Stored entries:
'''
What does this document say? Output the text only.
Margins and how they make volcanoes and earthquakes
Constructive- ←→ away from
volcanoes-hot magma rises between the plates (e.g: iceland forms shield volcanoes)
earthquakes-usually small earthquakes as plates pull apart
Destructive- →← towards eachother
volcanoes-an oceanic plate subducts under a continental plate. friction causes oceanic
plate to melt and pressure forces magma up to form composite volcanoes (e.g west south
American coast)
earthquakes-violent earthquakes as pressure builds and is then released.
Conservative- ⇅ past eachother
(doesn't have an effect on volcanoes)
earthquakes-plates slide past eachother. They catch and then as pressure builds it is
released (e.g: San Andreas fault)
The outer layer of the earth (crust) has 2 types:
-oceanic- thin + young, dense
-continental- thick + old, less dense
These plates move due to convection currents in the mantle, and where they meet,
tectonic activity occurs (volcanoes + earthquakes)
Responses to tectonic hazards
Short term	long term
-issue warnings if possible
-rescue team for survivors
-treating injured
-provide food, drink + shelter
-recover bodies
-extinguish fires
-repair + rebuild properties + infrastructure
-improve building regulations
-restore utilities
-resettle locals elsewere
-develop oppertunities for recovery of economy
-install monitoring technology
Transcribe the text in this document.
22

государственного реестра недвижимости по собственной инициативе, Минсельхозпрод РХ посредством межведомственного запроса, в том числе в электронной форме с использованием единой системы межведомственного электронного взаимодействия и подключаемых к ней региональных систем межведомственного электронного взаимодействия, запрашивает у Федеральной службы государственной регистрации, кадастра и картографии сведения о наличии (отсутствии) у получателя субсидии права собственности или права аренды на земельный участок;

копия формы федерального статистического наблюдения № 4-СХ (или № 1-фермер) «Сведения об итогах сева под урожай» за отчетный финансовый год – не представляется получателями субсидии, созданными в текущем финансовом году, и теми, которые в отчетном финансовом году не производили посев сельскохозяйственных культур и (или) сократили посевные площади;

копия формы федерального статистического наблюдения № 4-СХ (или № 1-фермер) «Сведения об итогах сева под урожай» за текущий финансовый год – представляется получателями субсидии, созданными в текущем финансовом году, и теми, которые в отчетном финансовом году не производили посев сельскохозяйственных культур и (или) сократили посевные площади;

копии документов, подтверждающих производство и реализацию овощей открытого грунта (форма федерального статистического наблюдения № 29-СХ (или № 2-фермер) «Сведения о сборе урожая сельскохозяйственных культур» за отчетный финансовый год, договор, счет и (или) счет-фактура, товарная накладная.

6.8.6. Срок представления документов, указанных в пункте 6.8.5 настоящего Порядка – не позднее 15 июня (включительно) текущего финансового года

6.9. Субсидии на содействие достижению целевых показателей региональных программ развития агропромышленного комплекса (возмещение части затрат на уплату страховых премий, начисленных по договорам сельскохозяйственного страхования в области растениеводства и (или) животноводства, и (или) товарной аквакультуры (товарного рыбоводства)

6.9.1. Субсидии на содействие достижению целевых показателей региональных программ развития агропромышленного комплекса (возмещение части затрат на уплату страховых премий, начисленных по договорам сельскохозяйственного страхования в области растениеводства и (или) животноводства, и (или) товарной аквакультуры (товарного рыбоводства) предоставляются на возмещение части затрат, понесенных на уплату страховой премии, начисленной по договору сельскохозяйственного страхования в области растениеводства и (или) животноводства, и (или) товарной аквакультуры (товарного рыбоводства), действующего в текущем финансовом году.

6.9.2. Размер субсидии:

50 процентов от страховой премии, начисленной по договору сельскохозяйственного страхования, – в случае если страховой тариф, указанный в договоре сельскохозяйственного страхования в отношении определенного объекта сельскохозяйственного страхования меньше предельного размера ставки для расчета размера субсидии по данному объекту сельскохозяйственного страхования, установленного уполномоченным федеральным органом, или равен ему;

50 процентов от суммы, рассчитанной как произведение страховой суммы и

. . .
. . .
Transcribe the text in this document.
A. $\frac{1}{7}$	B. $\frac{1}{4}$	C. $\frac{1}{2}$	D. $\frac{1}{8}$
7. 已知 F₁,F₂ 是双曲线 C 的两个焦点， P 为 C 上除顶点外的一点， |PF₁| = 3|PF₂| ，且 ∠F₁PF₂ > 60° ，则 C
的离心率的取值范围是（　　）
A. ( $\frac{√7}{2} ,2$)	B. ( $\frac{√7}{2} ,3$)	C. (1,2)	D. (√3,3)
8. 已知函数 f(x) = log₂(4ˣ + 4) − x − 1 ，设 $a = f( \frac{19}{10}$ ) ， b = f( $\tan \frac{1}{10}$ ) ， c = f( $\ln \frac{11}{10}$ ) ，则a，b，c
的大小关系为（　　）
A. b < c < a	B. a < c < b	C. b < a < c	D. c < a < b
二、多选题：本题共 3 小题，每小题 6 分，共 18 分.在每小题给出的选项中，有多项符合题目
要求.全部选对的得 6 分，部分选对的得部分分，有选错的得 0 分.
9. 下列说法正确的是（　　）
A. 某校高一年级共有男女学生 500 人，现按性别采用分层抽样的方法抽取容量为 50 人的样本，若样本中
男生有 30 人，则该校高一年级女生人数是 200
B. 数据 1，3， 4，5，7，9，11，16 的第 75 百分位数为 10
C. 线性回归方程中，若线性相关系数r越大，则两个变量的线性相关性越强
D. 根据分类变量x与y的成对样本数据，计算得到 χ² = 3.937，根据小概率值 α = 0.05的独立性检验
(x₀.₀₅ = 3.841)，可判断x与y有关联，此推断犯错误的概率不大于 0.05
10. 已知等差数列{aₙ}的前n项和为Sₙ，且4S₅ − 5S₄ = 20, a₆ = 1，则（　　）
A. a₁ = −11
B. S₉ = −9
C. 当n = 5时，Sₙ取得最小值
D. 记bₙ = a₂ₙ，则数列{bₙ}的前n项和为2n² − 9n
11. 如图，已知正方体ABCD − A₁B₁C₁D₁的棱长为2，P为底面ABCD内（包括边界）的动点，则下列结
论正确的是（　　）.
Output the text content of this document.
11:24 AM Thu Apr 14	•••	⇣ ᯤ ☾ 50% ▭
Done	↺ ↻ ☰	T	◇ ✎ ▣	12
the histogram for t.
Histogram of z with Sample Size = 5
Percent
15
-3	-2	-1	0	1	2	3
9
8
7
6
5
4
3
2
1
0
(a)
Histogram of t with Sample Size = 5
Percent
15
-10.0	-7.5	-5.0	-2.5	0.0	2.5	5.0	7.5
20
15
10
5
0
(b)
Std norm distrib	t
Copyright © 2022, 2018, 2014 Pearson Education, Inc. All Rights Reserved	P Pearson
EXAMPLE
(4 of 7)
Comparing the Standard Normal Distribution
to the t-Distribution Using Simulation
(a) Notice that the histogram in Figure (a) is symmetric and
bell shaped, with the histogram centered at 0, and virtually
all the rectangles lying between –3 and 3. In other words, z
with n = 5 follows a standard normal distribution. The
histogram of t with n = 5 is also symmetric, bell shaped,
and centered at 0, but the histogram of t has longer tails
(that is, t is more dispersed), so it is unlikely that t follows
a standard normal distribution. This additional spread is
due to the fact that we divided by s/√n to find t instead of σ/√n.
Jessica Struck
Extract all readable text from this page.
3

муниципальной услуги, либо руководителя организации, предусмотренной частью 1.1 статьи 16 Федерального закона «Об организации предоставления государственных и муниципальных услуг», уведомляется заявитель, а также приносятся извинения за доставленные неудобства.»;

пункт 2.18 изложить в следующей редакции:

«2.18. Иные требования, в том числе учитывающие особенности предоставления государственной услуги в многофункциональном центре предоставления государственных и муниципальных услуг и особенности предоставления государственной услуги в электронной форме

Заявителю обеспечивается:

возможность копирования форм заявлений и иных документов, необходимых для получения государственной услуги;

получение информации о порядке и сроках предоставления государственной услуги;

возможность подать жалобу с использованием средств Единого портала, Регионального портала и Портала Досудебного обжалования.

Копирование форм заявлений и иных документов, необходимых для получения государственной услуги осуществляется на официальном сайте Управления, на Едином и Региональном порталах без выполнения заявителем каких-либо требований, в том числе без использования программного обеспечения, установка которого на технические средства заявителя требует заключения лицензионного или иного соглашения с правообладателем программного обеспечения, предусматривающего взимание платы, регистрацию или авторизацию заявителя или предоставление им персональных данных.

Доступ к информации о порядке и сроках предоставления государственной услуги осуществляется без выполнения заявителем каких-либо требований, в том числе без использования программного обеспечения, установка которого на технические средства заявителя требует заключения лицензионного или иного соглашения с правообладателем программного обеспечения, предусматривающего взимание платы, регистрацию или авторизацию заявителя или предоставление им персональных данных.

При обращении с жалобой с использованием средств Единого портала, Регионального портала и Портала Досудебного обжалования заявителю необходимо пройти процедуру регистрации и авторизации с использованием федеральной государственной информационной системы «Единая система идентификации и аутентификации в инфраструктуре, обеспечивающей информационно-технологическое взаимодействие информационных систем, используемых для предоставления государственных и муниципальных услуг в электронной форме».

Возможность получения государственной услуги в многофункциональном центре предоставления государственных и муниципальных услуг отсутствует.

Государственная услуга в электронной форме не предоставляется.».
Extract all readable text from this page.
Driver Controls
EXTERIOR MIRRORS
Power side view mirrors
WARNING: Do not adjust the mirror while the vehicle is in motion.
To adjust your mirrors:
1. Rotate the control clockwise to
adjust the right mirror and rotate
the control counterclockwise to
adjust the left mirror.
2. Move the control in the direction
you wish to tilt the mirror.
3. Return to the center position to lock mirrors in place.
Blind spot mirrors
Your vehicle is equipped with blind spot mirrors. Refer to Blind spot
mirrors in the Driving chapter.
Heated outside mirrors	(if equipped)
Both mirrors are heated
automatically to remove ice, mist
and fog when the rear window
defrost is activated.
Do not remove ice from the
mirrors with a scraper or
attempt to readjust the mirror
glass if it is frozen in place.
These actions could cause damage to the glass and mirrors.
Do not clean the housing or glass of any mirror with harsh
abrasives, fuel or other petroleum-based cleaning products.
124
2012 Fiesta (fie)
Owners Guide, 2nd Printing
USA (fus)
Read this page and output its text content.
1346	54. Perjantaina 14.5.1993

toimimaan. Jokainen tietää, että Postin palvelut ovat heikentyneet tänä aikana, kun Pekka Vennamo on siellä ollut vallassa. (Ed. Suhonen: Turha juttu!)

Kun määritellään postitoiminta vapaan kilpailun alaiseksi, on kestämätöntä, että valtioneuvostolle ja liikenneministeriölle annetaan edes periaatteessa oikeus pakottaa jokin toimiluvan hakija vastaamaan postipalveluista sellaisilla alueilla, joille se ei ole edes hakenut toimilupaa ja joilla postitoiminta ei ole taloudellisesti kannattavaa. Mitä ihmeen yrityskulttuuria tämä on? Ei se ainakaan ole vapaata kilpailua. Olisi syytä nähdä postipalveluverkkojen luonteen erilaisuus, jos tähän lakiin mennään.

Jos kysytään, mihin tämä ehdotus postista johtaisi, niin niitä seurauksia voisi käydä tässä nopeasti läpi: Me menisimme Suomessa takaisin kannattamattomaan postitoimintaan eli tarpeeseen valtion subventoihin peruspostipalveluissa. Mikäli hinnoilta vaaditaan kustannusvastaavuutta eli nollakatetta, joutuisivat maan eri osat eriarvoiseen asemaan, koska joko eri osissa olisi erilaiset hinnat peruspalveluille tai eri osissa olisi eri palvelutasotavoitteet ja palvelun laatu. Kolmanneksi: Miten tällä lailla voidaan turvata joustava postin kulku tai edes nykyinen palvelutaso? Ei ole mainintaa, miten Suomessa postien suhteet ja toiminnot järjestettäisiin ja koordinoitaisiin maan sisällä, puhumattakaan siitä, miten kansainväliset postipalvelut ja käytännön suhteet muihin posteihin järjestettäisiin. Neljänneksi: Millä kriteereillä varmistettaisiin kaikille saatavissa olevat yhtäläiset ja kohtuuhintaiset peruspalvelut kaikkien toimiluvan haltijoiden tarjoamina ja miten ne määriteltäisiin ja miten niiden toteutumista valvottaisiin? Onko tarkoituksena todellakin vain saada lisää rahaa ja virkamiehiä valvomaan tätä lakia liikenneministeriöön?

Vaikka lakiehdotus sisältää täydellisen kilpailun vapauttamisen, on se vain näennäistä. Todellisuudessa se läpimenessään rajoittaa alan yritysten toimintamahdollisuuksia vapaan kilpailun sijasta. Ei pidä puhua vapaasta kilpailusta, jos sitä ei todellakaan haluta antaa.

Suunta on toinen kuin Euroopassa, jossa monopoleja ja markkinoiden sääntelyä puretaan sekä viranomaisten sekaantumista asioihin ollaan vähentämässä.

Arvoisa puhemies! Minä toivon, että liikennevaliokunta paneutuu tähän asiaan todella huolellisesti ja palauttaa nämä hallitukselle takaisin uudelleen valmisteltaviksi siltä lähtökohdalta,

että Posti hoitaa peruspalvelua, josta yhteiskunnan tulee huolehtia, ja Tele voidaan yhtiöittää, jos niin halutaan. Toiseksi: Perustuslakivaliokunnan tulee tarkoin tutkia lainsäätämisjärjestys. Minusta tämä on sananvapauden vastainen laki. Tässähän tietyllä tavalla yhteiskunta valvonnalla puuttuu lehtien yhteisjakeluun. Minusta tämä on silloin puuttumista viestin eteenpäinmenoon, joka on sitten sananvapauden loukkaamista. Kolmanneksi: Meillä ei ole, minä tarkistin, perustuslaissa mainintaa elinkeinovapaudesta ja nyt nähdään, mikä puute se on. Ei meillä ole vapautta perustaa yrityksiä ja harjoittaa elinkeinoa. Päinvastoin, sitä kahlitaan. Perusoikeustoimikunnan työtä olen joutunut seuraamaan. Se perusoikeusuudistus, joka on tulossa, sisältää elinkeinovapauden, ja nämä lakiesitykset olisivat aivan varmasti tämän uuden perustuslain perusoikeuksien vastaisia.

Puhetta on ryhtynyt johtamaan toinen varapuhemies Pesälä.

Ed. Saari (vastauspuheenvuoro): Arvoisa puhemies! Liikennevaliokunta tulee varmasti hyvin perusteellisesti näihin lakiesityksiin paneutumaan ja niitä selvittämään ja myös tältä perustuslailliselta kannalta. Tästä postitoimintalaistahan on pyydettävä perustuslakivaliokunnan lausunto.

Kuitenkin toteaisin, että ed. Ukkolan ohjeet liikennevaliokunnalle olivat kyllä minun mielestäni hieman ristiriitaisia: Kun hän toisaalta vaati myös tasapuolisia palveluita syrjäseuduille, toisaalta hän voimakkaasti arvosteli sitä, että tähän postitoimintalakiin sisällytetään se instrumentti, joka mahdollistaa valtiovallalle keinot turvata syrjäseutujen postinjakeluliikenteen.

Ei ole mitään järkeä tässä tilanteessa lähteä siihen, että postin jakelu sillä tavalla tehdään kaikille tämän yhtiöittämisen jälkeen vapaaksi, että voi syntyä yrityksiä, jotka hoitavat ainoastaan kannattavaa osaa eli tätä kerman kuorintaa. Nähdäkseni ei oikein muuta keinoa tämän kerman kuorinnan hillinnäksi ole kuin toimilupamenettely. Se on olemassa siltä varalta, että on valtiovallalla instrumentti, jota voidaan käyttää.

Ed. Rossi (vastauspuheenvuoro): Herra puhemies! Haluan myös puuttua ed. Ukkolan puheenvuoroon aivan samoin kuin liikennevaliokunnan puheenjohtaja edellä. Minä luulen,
'''
▸ **Written exercise**:
Scan the material above. Return every line containing the string "oceanic".

▸ **Response below**:
volcanoes-an oceanic plate subducts under a continental plate. friction causes oceanic
-oceanic- thin + young, dense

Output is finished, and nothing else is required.